Excerpts from a figure dataset
· · · · ·
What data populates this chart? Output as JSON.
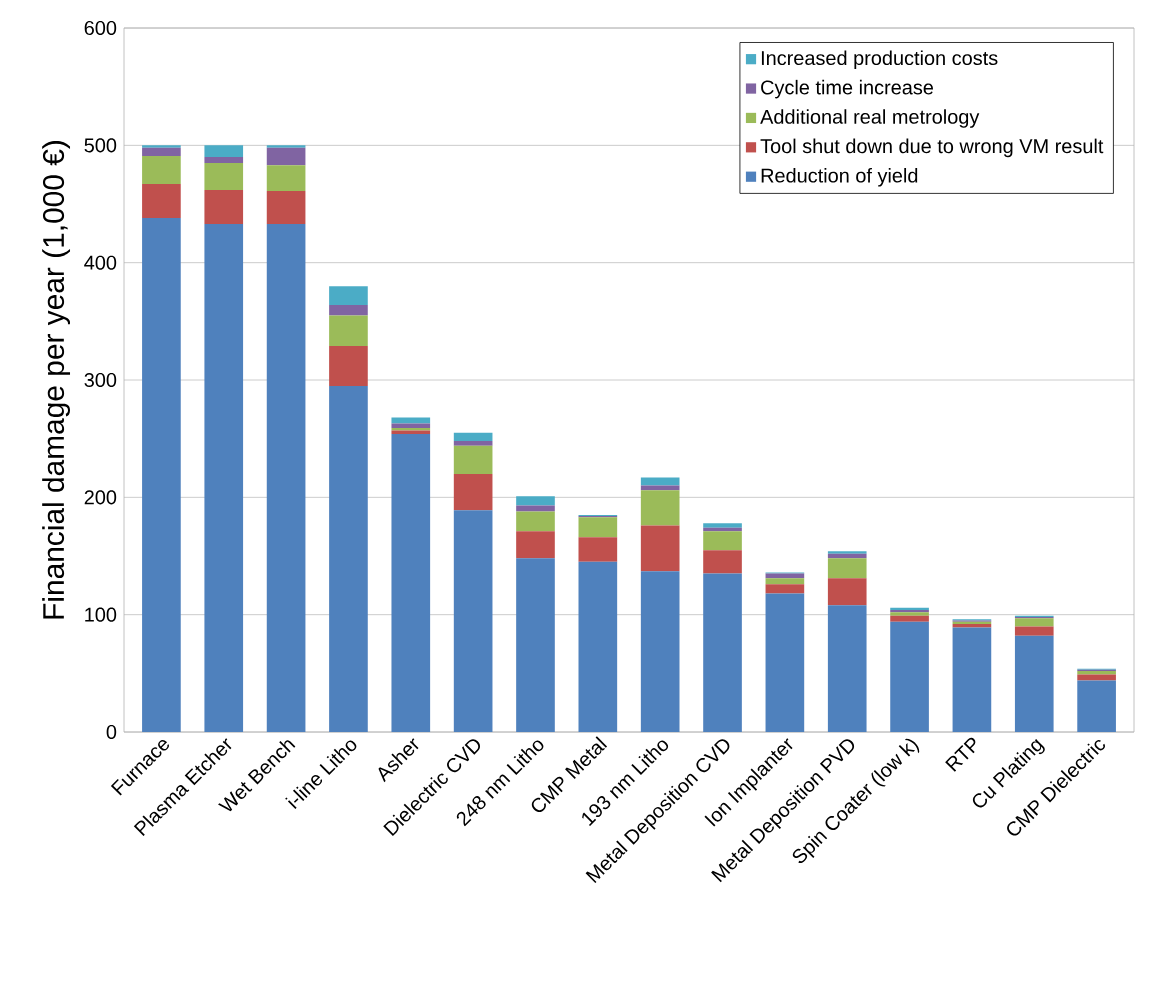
{
  "chart_data": {
    "type": "bar",
    "stacked": true,
    "ylabel": "Financial damage per year (1,000 €)",
    "categories": [
      "Furnace",
      "Plasma Etcher",
      "Wet Bench",
      "i-line Litho",
      "Asher",
      "Dielectric CVD",
      "248 nm Litho",
      "CMP Metal",
      "193 nm Litho",
      "Metal Deposition CVD",
      "Ion Implanter",
      "Metal Deposition PVD",
      "Spin Coater (low k)",
      "RTP",
      "Cu Plating",
      "CMP Dielectric"
    ],
    "series": [
      {
        "name": "Reduction of yield",
        "color": "#4f81bd",
        "values": [
          438,
          433,
          433,
          295,
          254,
          189,
          148,
          145,
          137,
          135,
          118,
          108,
          94,
          89,
          82,
          44
        ]
      },
      {
        "name": "Tool shut down due to wrong VM result",
        "color": "#c0504d",
        "values": [
          29,
          29,
          28,
          34,
          3,
          31,
          23,
          21,
          39,
          20,
          8,
          23,
          5,
          3,
          8,
          5
        ]
      },
      {
        "name": "Additional real metrology",
        "color": "#9bbb59",
        "values": [
          24,
          23,
          22,
          26,
          2,
          24,
          17,
          17,
          30,
          16,
          5,
          17,
          3,
          2,
          7,
          3
        ]
      },
      {
        "name": "Cycle time increase",
        "color": "#8064a2",
        "values": [
          7,
          5,
          15,
          9,
          4,
          4,
          5,
          1,
          4,
          3,
          4,
          4,
          2,
          1,
          1,
          1
        ]
      },
      {
        "name": "Increased production costs",
        "color": "#4bacc6",
        "values": [
          2,
          10,
          2,
          16,
          5,
          7,
          8,
          1,
          7,
          4,
          1,
          2,
          2,
          1,
          1,
          1
        ]
      }
    ],
    "ylim": [
      0,
      600
    ],
    "yticks": [
      0,
      100,
      200,
      300,
      400,
      500,
      600
    ],
    "grid": "y",
    "legend": "top right"
  }
}
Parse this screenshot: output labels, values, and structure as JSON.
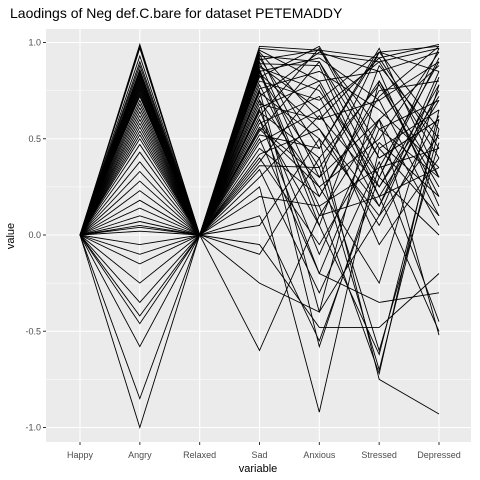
{
  "chart_data": {
    "type": "line",
    "title": "Laodings of Neg def.C.bare for dataset PETEMADDY",
    "xlabel": "variable",
    "ylabel": "value",
    "categories": [
      "Happy",
      "Angry",
      "Relaxed",
      "Sad",
      "Anxious",
      "Stressed",
      "Depressed"
    ],
    "yticks": [
      "-1.0",
      "-0.5",
      "0.0",
      "0.5",
      "1.0"
    ],
    "ytick_values": [
      -1.0,
      -0.5,
      0.0,
      0.5,
      1.0
    ],
    "ylim": [
      -1.05,
      1.05
    ],
    "grid": true,
    "panel_background": "#ebebeb",
    "grid_color": "#ffffff",
    "line_color": "#000000",
    "series": [
      {
        "values": [
          0,
          0.99,
          0,
          0.98,
          0.96,
          0.92,
          0.99
        ]
      },
      {
        "values": [
          0,
          0.98,
          0,
          0.97,
          0.94,
          0.9,
          0.97
        ]
      },
      {
        "values": [
          0,
          0.97,
          0,
          0.96,
          0.8,
          0.85,
          0.95
        ]
      },
      {
        "values": [
          0,
          0.93,
          0,
          0.95,
          0.6,
          0.7,
          0.9
        ]
      },
      {
        "values": [
          0,
          0.9,
          0,
          0.94,
          0.3,
          0.95,
          0.85
        ]
      },
      {
        "values": [
          0,
          0.88,
          0,
          0.93,
          0.9,
          0.4,
          0.6
        ]
      },
      {
        "values": [
          0,
          0.86,
          0,
          0.92,
          0.45,
          0.95,
          0.98
        ]
      },
      {
        "values": [
          0,
          0.85,
          0,
          0.91,
          0.96,
          0.55,
          0.3
        ]
      },
      {
        "values": [
          0,
          0.84,
          0,
          0.9,
          0.2,
          0.75,
          0.8
        ]
      },
      {
        "values": [
          0,
          0.83,
          0,
          0.89,
          0.88,
          0.2,
          0.7
        ]
      },
      {
        "values": [
          0,
          0.82,
          0,
          0.88,
          0.65,
          0.9,
          0.4
        ]
      },
      {
        "values": [
          0,
          0.81,
          0,
          0.87,
          0.75,
          0.3,
          0.97
        ]
      },
      {
        "values": [
          0,
          0.8,
          0,
          0.86,
          0.1,
          0.6,
          0.88
        ]
      },
      {
        "values": [
          0,
          0.79,
          0,
          0.85,
          0.92,
          0.7,
          0.1
        ]
      },
      {
        "values": [
          0,
          0.78,
          0,
          0.84,
          0.55,
          0.15,
          0.75
        ]
      },
      {
        "values": [
          0,
          0.77,
          0,
          0.83,
          0.35,
          0.8,
          0.2
        ]
      },
      {
        "values": [
          0,
          0.76,
          0,
          0.82,
          0.98,
          0.45,
          0.65
        ]
      },
      {
        "values": [
          0,
          0.75,
          0,
          0.8,
          0.7,
          0.95,
          0.55
        ]
      },
      {
        "values": [
          0,
          0.74,
          0,
          0.78,
          0.15,
          0.35,
          0.9
        ]
      },
      {
        "values": [
          0,
          0.73,
          0,
          0.76,
          0.85,
          0.65,
          0.35
        ]
      },
      {
        "values": [
          0,
          0.72,
          0,
          0.74,
          0.5,
          0.1,
          0.82
        ]
      },
      {
        "values": [
          0,
          0.7,
          0,
          0.72,
          0.95,
          0.85,
          0.15
        ]
      },
      {
        "values": [
          0,
          0.68,
          0,
          0.7,
          0.25,
          0.5,
          0.95
        ]
      },
      {
        "values": [
          0,
          0.66,
          0,
          0.68,
          0.6,
          0.92,
          0.45
        ]
      },
      {
        "values": [
          0,
          0.64,
          0,
          0.66,
          0.8,
          0.25,
          0.72
        ]
      },
      {
        "values": [
          0,
          0.62,
          0,
          0.64,
          0.4,
          0.78,
          0.25
        ]
      },
      {
        "values": [
          0,
          0.6,
          0,
          0.62,
          0.97,
          0.4,
          0.6
        ]
      },
      {
        "values": [
          0,
          0.58,
          0,
          0.6,
          0.05,
          0.88,
          0.5
        ]
      },
      {
        "values": [
          0,
          0.56,
          0,
          0.58,
          0.72,
          0.15,
          0.85
        ]
      },
      {
        "values": [
          0,
          0.54,
          0,
          0.56,
          0.3,
          0.6,
          0.05
        ]
      },
      {
        "values": [
          0,
          0.52,
          0,
          0.54,
          0.9,
          0.3,
          0.92
        ]
      },
      {
        "values": [
          0,
          0.5,
          0,
          0.52,
          0.45,
          0.97,
          0.3
        ]
      },
      {
        "values": [
          0,
          0.47,
          0,
          0.5,
          -0.2,
          0.55,
          0.7
        ]
      },
      {
        "values": [
          0,
          0.43,
          0,
          0.48,
          0.65,
          -0.05,
          0.4
        ]
      },
      {
        "values": [
          0,
          0.38,
          0,
          0.45,
          0.2,
          0.72,
          0.98
        ]
      },
      {
        "values": [
          0,
          0.33,
          0,
          0.42,
          0.55,
          0.05,
          0.62
        ]
      },
      {
        "values": [
          0,
          0.28,
          0,
          0.4,
          -0.05,
          0.48,
          0.2
        ]
      },
      {
        "values": [
          0,
          0.23,
          0,
          0.38,
          0.78,
          0.2,
          0.35
        ]
      },
      {
        "values": [
          0,
          0.18,
          0,
          0.36,
          0.35,
          -0.7,
          0.55
        ]
      },
      {
        "values": [
          0,
          0.14,
          0,
          0.34,
          -0.3,
          0.38,
          -0.45
        ]
      },
      {
        "values": [
          0,
          0.1,
          0,
          0.3,
          0.62,
          0.25,
          0.78
        ]
      },
      {
        "values": [
          0,
          0.07,
          0,
          0.25,
          -0.92,
          0.45,
          0.1
        ]
      },
      {
        "values": [
          0,
          0.05,
          0,
          0.2,
          0.15,
          -0.72,
          0.65
        ]
      },
      {
        "values": [
          0,
          0.04,
          0,
          0.1,
          -0.55,
          0.3,
          0.0
        ]
      },
      {
        "values": [
          0,
          0.02,
          0,
          -0.1,
          0.4,
          -0.6,
          0.48
        ]
      },
      {
        "values": [
          0,
          -0.05,
          0,
          -0.05,
          -0.48,
          -0.48,
          -0.2
        ]
      },
      {
        "values": [
          0,
          -0.1,
          0,
          0.05,
          0.5,
          -0.75,
          -0.93
        ]
      },
      {
        "values": [
          0,
          -0.15,
          0,
          -0.6,
          0.1,
          0.2,
          -0.5
        ]
      },
      {
        "values": [
          0,
          -0.25,
          0,
          -0.25,
          -0.4,
          0.8,
          0.3
        ]
      },
      {
        "values": [
          0,
          -0.35,
          0,
          0.6,
          -0.2,
          -0.35,
          -0.3
        ]
      },
      {
        "values": [
          0,
          -0.42,
          0,
          0.55,
          0.25,
          -0.25,
          0.78
        ]
      },
      {
        "values": [
          0,
          -0.46,
          0,
          0.75,
          -0.4,
          0.1,
          0.52
        ]
      },
      {
        "values": [
          0,
          -0.58,
          0,
          0.65,
          -0.1,
          0.6,
          -0.52
        ]
      },
      {
        "values": [
          0,
          -0.85,
          0,
          0.85,
          0.05,
          -0.62,
          0.6
        ]
      },
      {
        "values": [
          0,
          -1.0,
          0,
          0.7,
          -0.58,
          0.35,
          0.45
        ]
      }
    ]
  }
}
· · · · ·
Look over the listing. Pull out every line with the string "Litho" in it.

      "i-line Litho",
      "248 nm Litho",
      "193 nm Litho",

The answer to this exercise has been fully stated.